## Task objective:
Quote the listing in full, exactly as given, minus any pictures.

## Records for processing:

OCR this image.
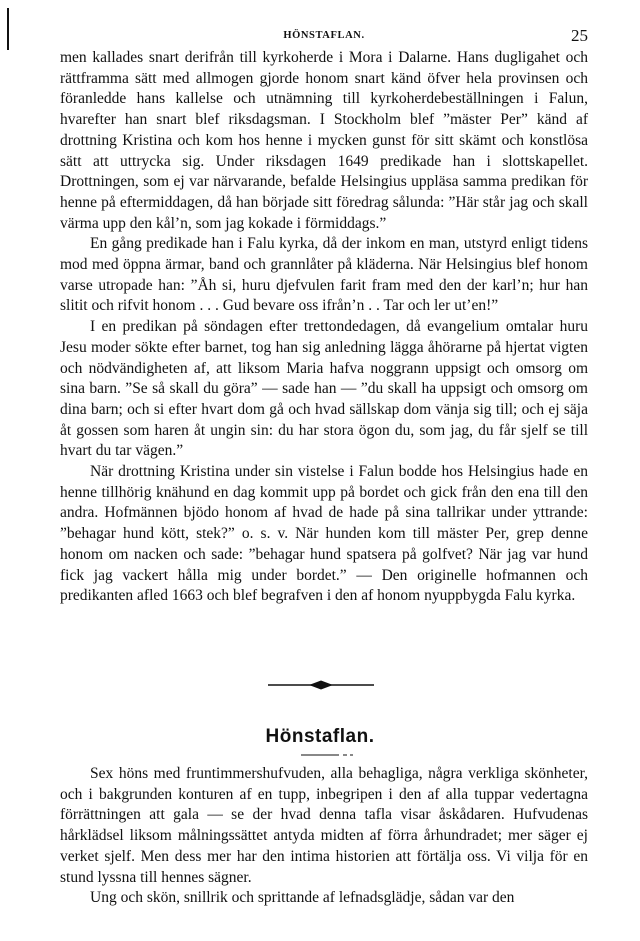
HÖNSTAFLAN.	25

men kallades snart derifrån till kyrkoherde i Mora i Dalarne. Hans dugligahet och rättframma sätt med allmogen gjorde honom snart känd öfver hela provinsen och föranledde hans kallelse och utnämning till kyrkoherdebeställningen i Falun, hvarefter han snart blef riksdagsman. I Stockholm blef ”mäster Per” känd af drottning Kristina och kom hos henne i mycken gunst för sitt skämt och konstlösa sätt att uttrycka sig. Under riksdagen 1649 predikade han i slottskapellet. Drottningen, som ej var närvarande, befalde Helsingius uppläsa samma predikan för henne på eftermiddagen, då han började sitt föredrag sålunda: ”Här står jag och skall värma upp den kål’n, som jag kokade i förmiddags.”

En gång predikade han i Falu kyrka, då der inkom en man, utstyrd enligt tidens mod med öppna ärmar, band och grannlåter på kläderna. När Helsingius blef honom varse utropade han: ”Åh si, huru djefvulen farit fram med den der karl’n; hur han slitit och rifvit honom . . . Gud bevare oss ifrån’n . . Tar och ler ut’en!”

I en predikan på söndagen efter trettondedagen, då evangelium omtalar huru Jesu moder sökte efter barnet, tog han sig anledning lägga åhörarne på hjertat vigten och nödvändigheten af, att liksom Maria hafva noggrann uppsigt och omsorg om sina barn. ”Se så skall du göra” — sade han — ”du skall ha uppsigt och omsorg om dina barn; och si efter hvart dom gå och hvad sällskap dom vänja sig till; och ej säja åt gossen som haren åt ungin sin: du har stora ögon du, som jag, du får sjelf se till hvart du tar vägen.”

När drottning Kristina under sin vistelse i Falun bodde hos Helsingius hade en henne tillhörig knähund en dag kommit upp på bordet och gick från den ena till den andra. Hofmännen bjödo honom af hvad de hade på sina tallrikar under yttrande: ”behagar hund kött, stek?” o. s. v. När hunden kom till mäster Per, grep denne honom om nacken och sade: ”behagar hund spatsera på golfvet? När jag var hund fick jag vackert hålla mig under bordet.” — Den originelle hofmannen och predikanten afled 1663 och blef begrafven i den af honom nyuppbygda Falu kyrka.

Hönstaflan.

Sex höns med fruntimmershufvuden, alla behagliga, några verkliga skönheter, och i bakgrunden konturen af en tupp, inbegripen i den af alla tuppar vedertagna förrättningen att gala — se der hvad denna tafla visar åskådaren. Hufvudenas hårklädsel liksom målningssättet antyda midten af förra århundradet; mer säger ej verket sjelf. Men dess mer har den intima historien att förtälja oss. Vi vilja för en stund lyssna till hennes sägner.

Ung och skön, snillrik och sprittande af lefnadsglädje, sådan var den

## Exercise response:
OCR this image.
HÖNSTAFLAN.	25

men kallades snart derifrån till kyrkoherde i Mora i Dalarne. Hans dugligahet och rättframma sätt med allmogen gjorde honom snart känd öfver hela provinsen och föranledde hans kallelse och utnämning till kyrkoherdebeställningen i Falun, hvarefter han snart blef riksdagsman. I Stockholm blef ”mäster Per” känd af drottning Kristina och kom hos henne i mycken gunst för sitt skämt och konstlösa sätt att uttrycka sig. Under riksdagen 1649 predikade han i slottskapellet. Drottningen, som ej var närvarande, befalde Helsingius uppläsa samma predikan för henne på eftermiddagen, då han började sitt föredrag sålunda: ”Här står jag och skall värma upp den kål’n, som jag kokade i förmiddags.”

En gång predikade han i Falu kyrka, då der inkom en man, utstyrd enligt tidens mod med öppna ärmar, band och grannlåter på kläderna. När Helsingius blef honom varse utropade han: ”Åh si, huru djefvulen farit fram med den der karl’n; hur han slitit och rifvit honom . . . Gud bevare oss ifrån’n . . Tar och ler ut’en!”

I en predikan på söndagen efter trettondedagen, då evangelium omtalar huru Jesu moder sökte efter barnet, tog han sig anledning lägga åhörarne på hjertat vigten och nödvändigheten af, att liksom Maria hafva noggrann uppsigt och omsorg om sina barn. ”Se så skall du göra” — sade han — ”du skall ha uppsigt och omsorg om dina barn; och si efter hvart dom gå och hvad sällskap dom vänja sig till; och ej säja åt gossen som haren åt ungin sin: du har stora ögon du, som jag, du får sjelf se till hvart du tar vägen.”

När drottning Kristina under sin vistelse i Falun bodde hos Helsingius hade en henne tillhörig knähund en dag kommit upp på bordet och gick från den ena till den andra. Hofmännen bjödo honom af hvad de hade på sina tallrikar under yttrande: ”behagar hund kött, stek?” o. s. v. När hunden kom till mäster Per, grep denne honom om nacken och sade: ”behagar hund spatsera på golfvet? När jag var hund fick jag vackert hålla mig under bordet.” — Den originelle hofmannen och predikanten afled 1663 och blef begrafven i den af honom nyuppbygda Falu kyrka.

Hönstaflan.

Sex höns med fruntimmershufvuden, alla behagliga, några verkliga skönheter, och i bakgrunden konturen af en tupp, inbegripen i den af alla tuppar vedertagna förrättningen att gala — se der hvad denna tafla visar åskådaren. Hufvudenas hårklädsel liksom målningssättet antyda midten af förra århundradet; mer säger ej verket sjelf. Men dess mer har den intima historien att förtälja oss. Vi vilja för en stund lyssna till hennes sägner.

Ung och skön, snillrik och sprittande af lefnadsglädje, sådan var den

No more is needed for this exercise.